■ PROBLEM TO SOLVE
All of the data below should be written out exactly.
==== SUPPLIED RECORDS
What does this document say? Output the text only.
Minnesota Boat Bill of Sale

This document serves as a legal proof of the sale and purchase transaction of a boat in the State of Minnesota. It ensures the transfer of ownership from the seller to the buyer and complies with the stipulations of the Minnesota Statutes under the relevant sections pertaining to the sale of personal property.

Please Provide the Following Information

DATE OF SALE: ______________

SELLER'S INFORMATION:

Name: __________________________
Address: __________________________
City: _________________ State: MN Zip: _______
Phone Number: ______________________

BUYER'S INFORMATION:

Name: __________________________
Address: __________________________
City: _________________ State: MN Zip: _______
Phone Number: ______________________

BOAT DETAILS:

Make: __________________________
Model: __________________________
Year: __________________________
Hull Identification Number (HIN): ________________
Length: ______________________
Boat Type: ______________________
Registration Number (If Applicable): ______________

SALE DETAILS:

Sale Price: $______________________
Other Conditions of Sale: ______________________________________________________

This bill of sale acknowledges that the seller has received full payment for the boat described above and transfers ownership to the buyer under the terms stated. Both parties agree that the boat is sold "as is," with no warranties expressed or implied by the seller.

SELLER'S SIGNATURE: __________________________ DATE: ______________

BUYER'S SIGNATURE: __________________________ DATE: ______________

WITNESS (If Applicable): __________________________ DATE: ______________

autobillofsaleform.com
========
■ TASK RESPONSE
What does this document say? Output the text only.
Minnesota Boat Bill of Sale

This document serves as a legal proof of the sale and purchase transaction of a boat in the State of Minnesota. It ensures the transfer of ownership from the seller to the buyer and complies with the stipulations of the Minnesota Statutes under the relevant sections pertaining to the sale of personal property.

Please Provide the Following Information

DATE OF SALE: ______________

SELLER'S INFORMATION:

Name: __________________________
Address: __________________________
City: _________________ State: MN Zip: _______
Phone Number: ______________________

BUYER'S INFORMATION:

Name: __________________________
Address: __________________________
City: _________________ State: MN Zip: _______
Phone Number: ______________________

BOAT DETAILS:

Make: __________________________
Model: __________________________
Year: __________________________
Hull Identification Number (HIN): ________________
Length: ______________________
Boat Type: ______________________
Registration Number (If Applicable): ______________

SALE DETAILS:

Sale Price: $______________________
Other Conditions of Sale: ______________________________________________________

This bill of sale acknowledges that the seller has received full payment for the boat described above and transfers ownership to the buyer under the terms stated. Both parties agree that the boat is sold "as is," with no warranties expressed or implied by the seller.

SELLER'S SIGNATURE: __________________________ DATE: ______________

BUYER'S SIGNATURE: __________________________ DATE: ______________

WITNESS (If Applicable): __________________________ DATE: ______________

autobillofsaleform.com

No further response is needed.